_Excerpt provided_
Again, at the end of her case and the Estate's rebuttal evidence, Ms. Jones renewed her motion for judgment. Ruling from the bench, the court found that: (1) the Estate had established that a fiduciary relationship of confidence existed between Ms. Jones and Mr. Moore based on both the power of attorney and the care Ms. Jones provided Mr. Moore toward the end of his life; (2) the Estate had not convinced the court that "Ms. Jones[] did not have the authority to do what she did" and that the court needed "to be persuaded by a preponderance of the evidence that there was a breach to find a breach of fiduciary duty"; and (3) the court did not need to reach the wrongful conversion claim because it did not find that Ms. Jones committed any breach.

The Estate's counsel then asked the court to clarify whether the court granted Ms. Jones' motion for judgment or issued its own final judgment. The court responded, "I'm just going to grant judgment and just, and decide the case at the conclusion of the case." The court explained that the parties were not given an opportunity to present closing arguments because "I didn't want to waste, I didn't think it was necessary." Again, counsel for the Estate asked, "whether you are finding . . . as a matter of law you can or you can't [have a standalone breach of fiduciary duties for monetary damages] so we can frame that for possible appellate review." The court responded, "I don't think I need to make a finding of that because I don't say that there was a breach[,]" and then the court clarified that it was entering judgment without letting the parties make closing arguments, not granting Ms. Jones' motion for judgment as a matter of law. Once the court clarified its ruling, the Estate objected to the court not permitting its counsel to present closing arguments. This appeal followed.

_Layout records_
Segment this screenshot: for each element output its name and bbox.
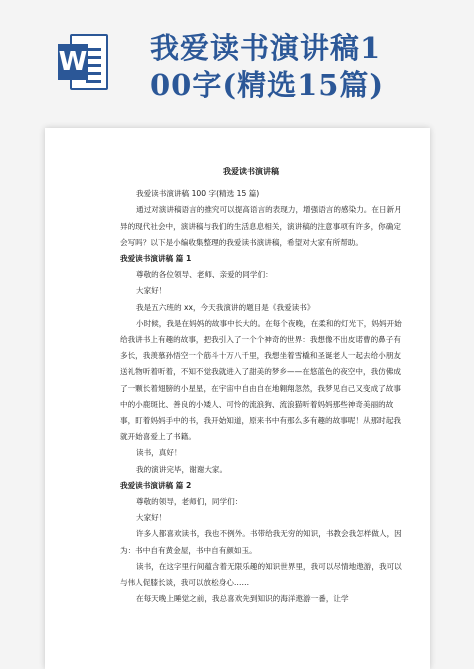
intro-paragraph: 通过对演讲稿语言的推究可以提高语言的表现力，增强语言的感染力。在日新月异的现代社会中，演讲稿与我们的生活息息相关，演讲稿的注意事项有许多，你确定会写吗？以下是小编收集整理的我爱读书演讲稿，希望对大家有所帮助。 xyxy=(120,205,402,247)
section-heading: 我爱读书演讲稿 篇 2 xyxy=(120,480,192,490)
paragraph: 大家好！ xyxy=(136,513,167,523)
document-title: 我爱读书演讲稿 xyxy=(223,167,279,176)
paragraph: 我的演讲完毕，谢谢大家。 xyxy=(136,464,228,474)
section-heading: 我爱读书演讲稿 篇 1 xyxy=(120,254,192,264)
paragraph: 大家好！ xyxy=(136,286,167,296)
document-content xyxy=(120,164,402,607)
document-subtitle: 我爱读书演讲稿 100 字(精选 15 篇) xyxy=(136,189,260,199)
header-banner xyxy=(0,0,474,120)
word-document-icon xyxy=(58,34,108,90)
paragraph: 读书，真好！ xyxy=(136,448,182,458)
paragraph: 尊敬的各位领导、老师、亲爱的同学们： xyxy=(136,270,273,280)
paragraph: 尊敬的领导，老师们，同学们： xyxy=(136,497,243,507)
page-title xyxy=(150,30,460,104)
title-line-2: 00字(精选15篇) xyxy=(150,68,385,102)
paragraph: 小时候，我是在妈妈的故事中长大的。在每个夜晚，在柔和的灯光下，妈妈开始给我讲书上有趣的故事，把我引入了一个个神奇的世界：我想像不出皮诺曹的鼻子有多长，我羡慕孙悟空一个筋斗十万八千里，我想坐着雪橇和圣诞老人一起去给小朋友送礼物听着听着，不知不觉我就进入了甜美的梦乡——在悠蓝色的夜空中，我仿佛成了一颗长着翅膀的小星星，在宇宙中自由自在地翱翔忽然，我梦见自己又变成了故事中的小鹿斑比、善良的小矮人、可怜的流浪狗、流浪猫听着妈妈那些神奇美丽的故事，盯着妈妈手中的书，我开始知道，原来书中有那么多有趣的故事呢！从那时起我就开始喜爱上了书籍。 xyxy=(120,318,402,442)
word-letter-badge: W xyxy=(58,44,88,80)
title-line-1: 我爱读书演讲稿1 xyxy=(150,31,382,65)
document-page xyxy=(45,128,430,669)
paragraph: 在每天晚上睡觉之前，我总喜欢先到知识的海洋遨游一番，让学 xyxy=(136,594,349,604)
paragraph: 读书，在这字里行间蕴含着无限乐趣的知识世界里，我可以尽情地遨游，我可以与伟人促膝长谈，我可以放松身心…… xyxy=(120,561,402,588)
paragraph: 我是五六班的 xx，今天我演讲的题目是《我爱读书》 xyxy=(136,302,315,312)
paragraph: 许多人都喜欢读书，我也不例外。书带给我无穷的知识，书教会我怎样做人，因为：书中自有黄金屋，书中自有颜如玉。 xyxy=(120,529,402,555)
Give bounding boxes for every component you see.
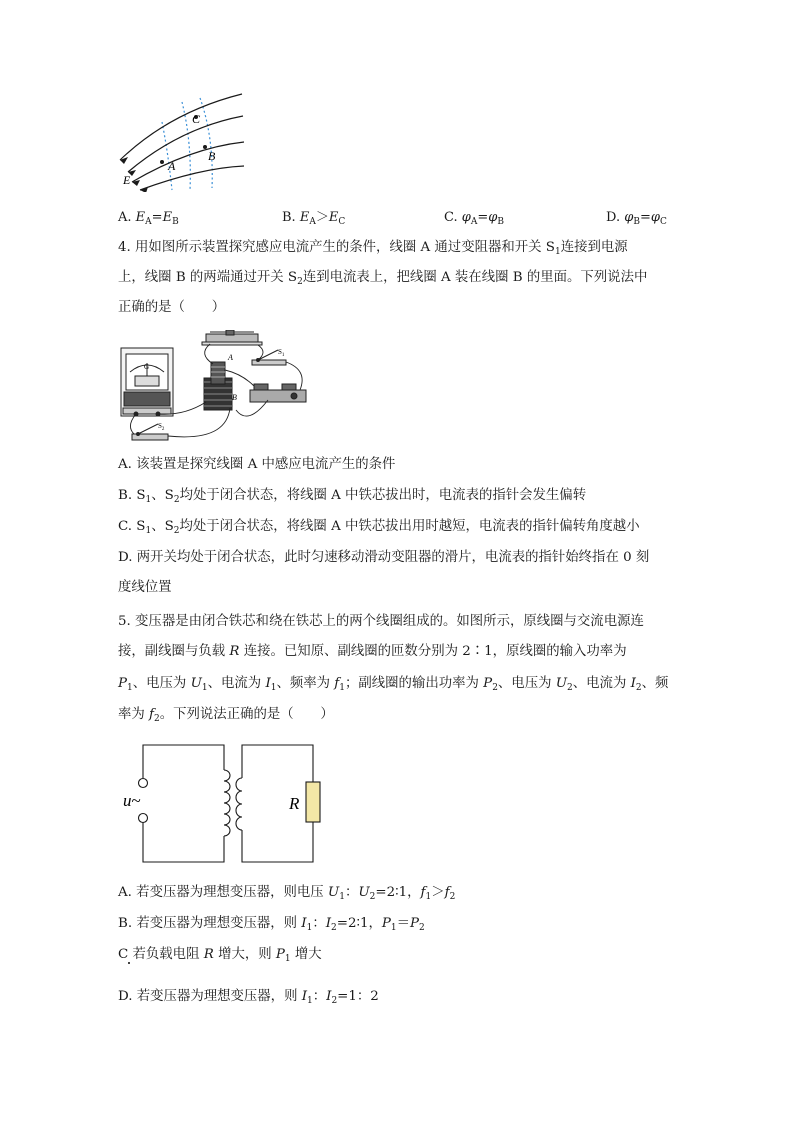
q5-option-c: C 若负载电阻 R 增大，则 $P_1$ 增大 bbox=[118, 947, 322, 964]
electric-field-figure bbox=[110, 92, 245, 192]
power-source bbox=[250, 384, 306, 402]
q3-option-c: C. $\varphi_A=\varphi_B$ bbox=[444, 210, 504, 227]
coil-a bbox=[211, 362, 225, 384]
label-a: A bbox=[168, 159, 176, 173]
rheostat bbox=[202, 330, 262, 345]
coil-b-label: B bbox=[232, 393, 237, 402]
s2-label: $S_2$ bbox=[158, 422, 165, 432]
q5-stem-line1: 5. 变压器是由闭合铁芯和绕在铁芯上的两个线圈组成的。如图所示，原线圈与交流电源连 bbox=[118, 614, 644, 629]
primary-coil bbox=[224, 770, 230, 836]
q3-option-d: D. $\varphi_B=\varphi_C$ bbox=[606, 210, 667, 227]
q5-option-a: A. 若变压器为理想变压器，则电压 $U_1$：$U_2=2∶1$，$f_1>f_2$ bbox=[118, 885, 456, 902]
q4-option-d-line2: 度线位置 bbox=[118, 580, 172, 595]
q5-option-d: D. 若变压器为理想变压器，则 $I_1$：$I_2=1$：2 bbox=[118, 989, 379, 1006]
q5-option-b: B. 若变压器为理想变压器，则 $I_1$：$I_2=2∶1$，$P_1=P_2$ bbox=[118, 916, 425, 933]
transformer-circuit-figure bbox=[118, 738, 328, 868]
galvanometer-label: G bbox=[144, 363, 150, 371]
resistor-label: R bbox=[289, 794, 300, 813]
stray-dot bbox=[128, 962, 130, 964]
equipotential-lines bbox=[162, 98, 212, 190]
q4-option-a: A. 该装置是探究线圈 A 中感应电流产生的条件 bbox=[118, 457, 396, 472]
q4-option-d-line1: D. 两开关均处于闭合状态，此时匀速移动滑动变阻器的滑片，电流表的指针始终指在 0 刻 bbox=[118, 550, 650, 565]
q3-option-b: B. $E_A>E_C$ bbox=[282, 210, 346, 227]
s1-label: $S_1$ bbox=[278, 348, 285, 358]
field-lines bbox=[120, 94, 244, 190]
secondary-coil bbox=[236, 778, 242, 830]
secondary-wire-top bbox=[242, 745, 313, 782]
q5-stem-line2: 接，副线圈与负载 R 连接。已知原、副线圈的匝数分别为 2∶1，原线圈的输入功率为 bbox=[118, 644, 627, 659]
source-label: u~ bbox=[123, 791, 141, 810]
induction-apparatus-figure bbox=[118, 330, 313, 448]
primary-wire-top bbox=[143, 745, 224, 778]
q3-option-a: A. $E_A=E_B$ bbox=[118, 210, 179, 227]
primary-wire-bottom bbox=[143, 822, 224, 862]
secondary-wire-bottom bbox=[242, 822, 313, 862]
q5-stem-line3: $P_1$、电压为 $U_1$、电流为 $I_1$、频率为 $f_1$；副线圈的输出功率为 $P_2$、电压为 $U_2$、电流为 $I_2$、频 bbox=[118, 676, 669, 693]
load-resistor bbox=[306, 782, 320, 822]
q4-stem-line1: 4. 用如图所示装置探究感应电流产生的条件，线圈 A 通过变阻器和开关 $S_1$连接到电源 bbox=[118, 240, 628, 257]
label-c: C bbox=[192, 112, 201, 126]
coil-a-label: A bbox=[228, 353, 233, 362]
label-e: E bbox=[123, 173, 131, 187]
galvanometer bbox=[121, 348, 173, 416]
q4-option-c: C. $S_1$、$S_2$均处于闭合状态，将线圈 A 中铁芯拔出用时越短，电流表的指针偏转角度越小 bbox=[118, 519, 640, 536]
source-terminal-bottom bbox=[139, 814, 148, 823]
q4-stem-line2: 上，线圈 B 的两端通过开关 $S_2$连到电流表上，把线圈 A 装在线圈 B 的里面。下列说法中 bbox=[118, 270, 648, 287]
q5-stem-line4: 率为 $f_2$。下列说法正确的是（ ） bbox=[118, 707, 334, 724]
q4-stem-line3: 正确的是（ ） bbox=[118, 300, 226, 315]
q4-option-b: B. $S_1$、$S_2$均处于闭合状态，将线圈 A 中铁芯拔出时，电流表的指针会发生偏转 bbox=[118, 488, 587, 505]
label-b: B bbox=[208, 149, 216, 163]
source-terminal-top bbox=[139, 779, 148, 788]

_Exercise tasks_
(a) Decide whether each statement agrees with the court ruling excerpt, answering yes or no and quoting the words that decide it: (i) The court found that a fiduciary relationship existed between Ms. Jones and Mr. Moore. (ii) The court ruled on the wrongful conversion claim. (iii) The parties presented closing arguments before the court entered judgment.
(b) Return the part of the court ruling excerpt starting at "Again, at the" and ending at "committed any breach.", copied word for word.
Rely only on the court ruling excerpt, not on the material.

_Problem solutions_
(a)
(i) Yes: "the Estate had established that a fiduciary relationship of confidence existed between Ms. Jones and Mr. Moore"
(ii) No: "the court did not need to reach the wrongful conversion claim because it did not find that Ms. Jones committed any breach"
(iii) No: "it was entering judgment without letting the parties make closing arguments"

(b)
Again, at the end of her case and the Estate's rebuttal evidence, Ms. Jones renewed her motion for judgment. Ruling from the bench, the court found that: (1) the Estate had established that a fiduciary relationship of confidence existed between Ms. Jones and Mr. Moore based on both the power of attorney and the care Ms. Jones provided Mr. Moore toward the end of his life; (2) the Estate had not convinced the court that "Ms. Jones[] did not have the authority to do what she did" and that the court needed "to be persuaded by a preponderance of the evidence that there was a breach to find a breach of fiduciary duty"; and (3) the court did not need to reach the wrongful conversion claim because it did not find that Ms. Jones committed any breach.